__WRITTEN TASK__
Transcribe the records that follow. Keep every word exactly, and drop the pictures.

__SUPPLIED INFORMATION__
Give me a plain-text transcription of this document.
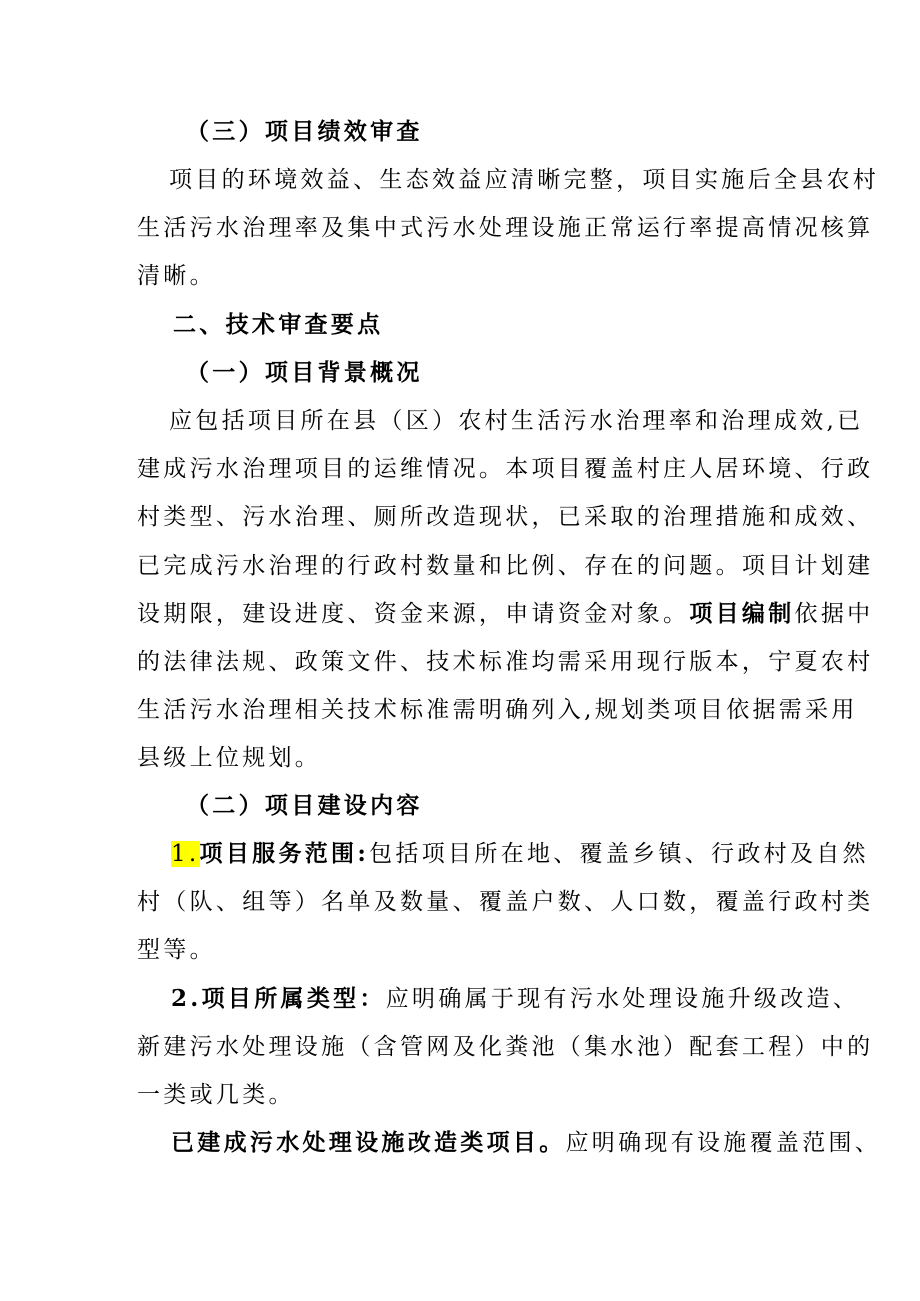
（三）项目绩效审查
项目的环境效益、生态效益应清晰完整，项目实施后全县农村
生活污水治理率及集中式污水处理设施正常运行率提高情况核算
清晰。
二、技术审查要点
（一）项目背景概况
应包括项目所在县（区）农村生活污水治理率和治理成效,已
建成污水治理项目的运维情况。本项目覆盖村庄人居环境、行政
村类型、污水治理、厕所改造现状，已采取的治理措施和成效、
已完成污水治理的行政村数量和比例、存在的问题。项目计划建
设期限，建设进度、资金来源，申请资金对象。项目编制依据中
的法律法规、政策文件、技术标准均需采用现行版本，宁夏农村
生活污水治理相关技术标准需明确列入,规划类项目依据需采用
县级上位规划。
（二）项目建设内容
1.项目服务范围:包括项目所在地、覆盖乡镇、行政村及自然
村（队、组等）名单及数量、覆盖户数、人口数，覆盖行政村类
型等。
2.项目所属类型：应明确属于现有污水处理设施升级改造、
新建污水处理设施（含管网及化粪池（集水池）配套工程）中的
一类或几类。
已建成污水处理设施改造类项目。应明确现有设施覆盖范围、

__SOLVED EXERCISE__
Give me a plain-text transcription of this document.
（三）项目绩效审查
项目的环境效益、生态效益应清晰完整，项目实施后全县农村
生活污水治理率及集中式污水处理设施正常运行率提高情况核算
清晰。
二、技术审查要点
（一）项目背景概况
应包括项目所在县（区）农村生活污水治理率和治理成效,已
建成污水治理项目的运维情况。本项目覆盖村庄人居环境、行政
村类型、污水治理、厕所改造现状，已采取的治理措施和成效、
已完成污水治理的行政村数量和比例、存在的问题。项目计划建
设期限，建设进度、资金来源，申请资金对象。项目编制依据中
的法律法规、政策文件、技术标准均需采用现行版本，宁夏农村
生活污水治理相关技术标准需明确列入,规划类项目依据需采用
县级上位规划。
（二）项目建设内容
1.项目服务范围:包括项目所在地、覆盖乡镇、行政村及自然
村（队、组等）名单及数量、覆盖户数、人口数，覆盖行政村类
型等。
2.项目所属类型：应明确属于现有污水处理设施升级改造、
新建污水处理设施（含管网及化粪池（集水池）配套工程）中的
一类或几类。
已建成污水处理设施改造类项目。应明确现有设施覆盖范围、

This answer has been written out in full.